_Task prompt:_
Your task is to filter the data below down to the lines holding "this".

_Listed entries:_

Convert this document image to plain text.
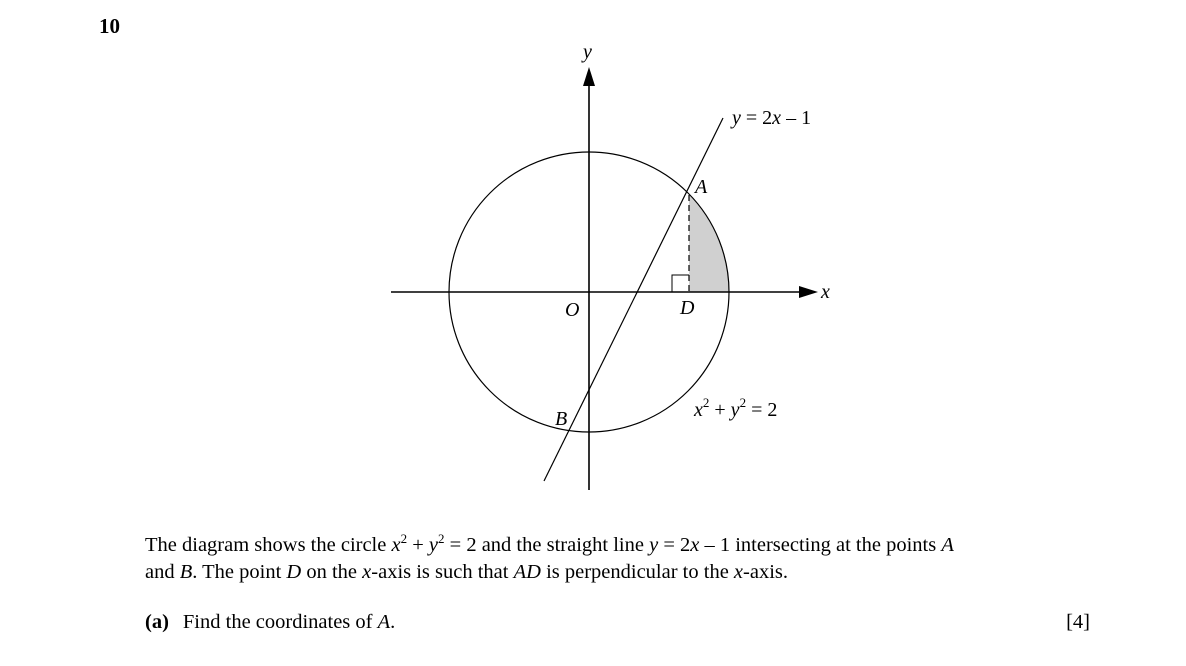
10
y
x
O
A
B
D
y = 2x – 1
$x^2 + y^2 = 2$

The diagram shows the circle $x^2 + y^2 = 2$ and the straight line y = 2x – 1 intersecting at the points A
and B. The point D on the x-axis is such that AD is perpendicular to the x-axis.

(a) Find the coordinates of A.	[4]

---

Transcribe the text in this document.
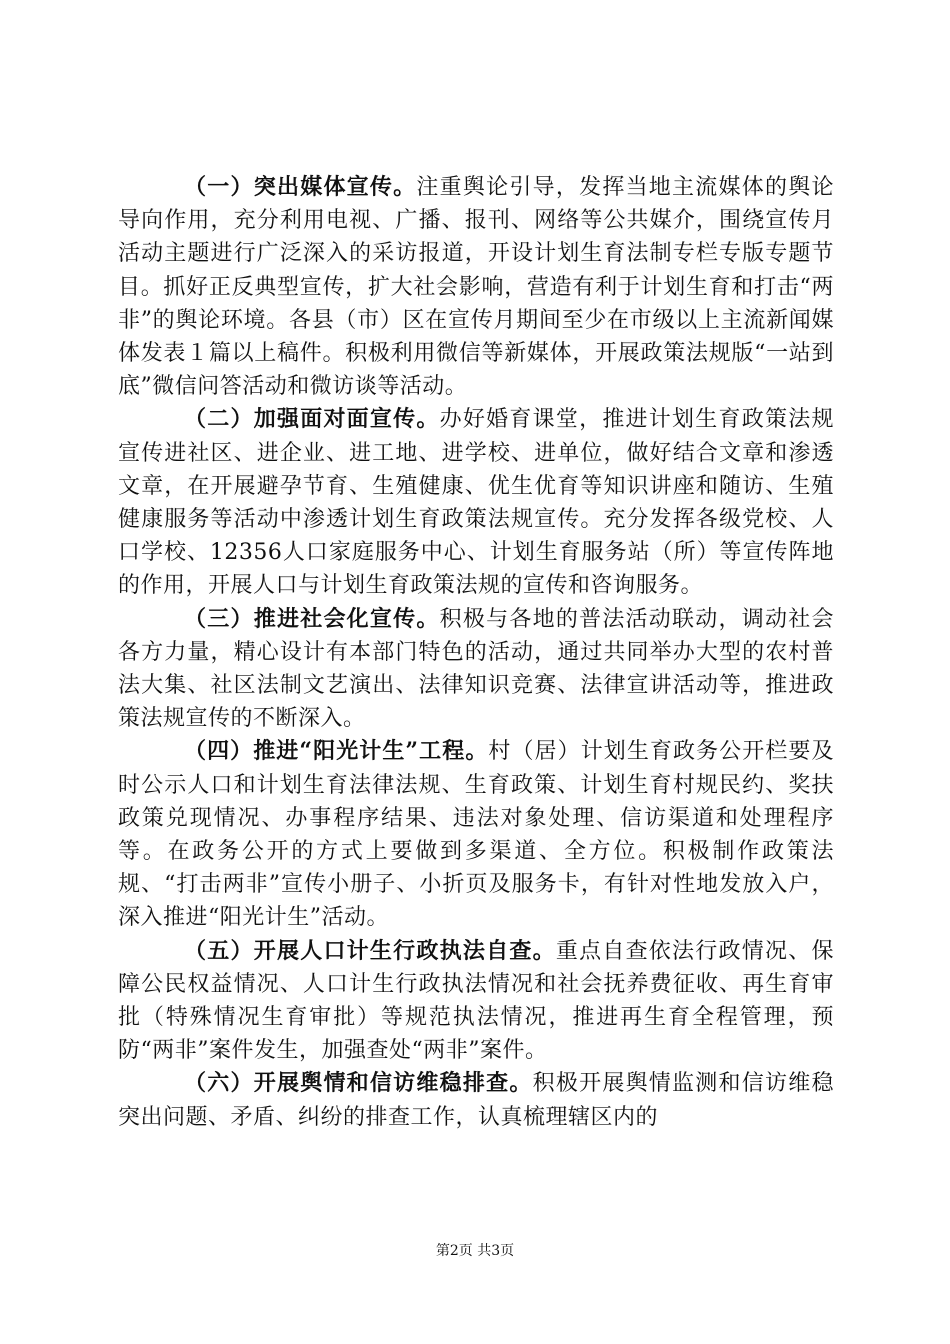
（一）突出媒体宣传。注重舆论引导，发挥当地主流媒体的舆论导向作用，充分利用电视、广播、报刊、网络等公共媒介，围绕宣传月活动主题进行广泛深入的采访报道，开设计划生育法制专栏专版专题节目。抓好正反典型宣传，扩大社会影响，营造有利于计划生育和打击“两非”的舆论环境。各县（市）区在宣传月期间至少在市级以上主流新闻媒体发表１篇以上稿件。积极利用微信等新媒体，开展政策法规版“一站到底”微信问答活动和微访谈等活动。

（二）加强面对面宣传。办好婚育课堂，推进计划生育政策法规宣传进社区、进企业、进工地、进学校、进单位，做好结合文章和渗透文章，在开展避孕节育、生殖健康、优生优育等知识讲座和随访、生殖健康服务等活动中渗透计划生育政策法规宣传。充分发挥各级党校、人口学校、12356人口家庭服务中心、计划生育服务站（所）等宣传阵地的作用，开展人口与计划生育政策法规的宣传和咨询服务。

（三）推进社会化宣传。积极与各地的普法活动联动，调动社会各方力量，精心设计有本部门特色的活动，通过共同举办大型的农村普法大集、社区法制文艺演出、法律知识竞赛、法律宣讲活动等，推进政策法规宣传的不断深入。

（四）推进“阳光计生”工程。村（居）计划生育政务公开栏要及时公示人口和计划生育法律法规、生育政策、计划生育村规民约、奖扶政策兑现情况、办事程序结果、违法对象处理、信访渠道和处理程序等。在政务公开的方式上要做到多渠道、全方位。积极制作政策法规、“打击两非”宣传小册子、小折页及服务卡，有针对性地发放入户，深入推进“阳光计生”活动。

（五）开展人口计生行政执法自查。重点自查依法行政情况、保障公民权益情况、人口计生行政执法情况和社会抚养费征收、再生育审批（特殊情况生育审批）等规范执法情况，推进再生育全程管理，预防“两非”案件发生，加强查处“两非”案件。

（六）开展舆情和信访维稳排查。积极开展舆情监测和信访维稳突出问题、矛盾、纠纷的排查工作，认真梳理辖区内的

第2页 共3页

_Result of the task:_
Convert this document image to plain text.
Transcribe the text in this document.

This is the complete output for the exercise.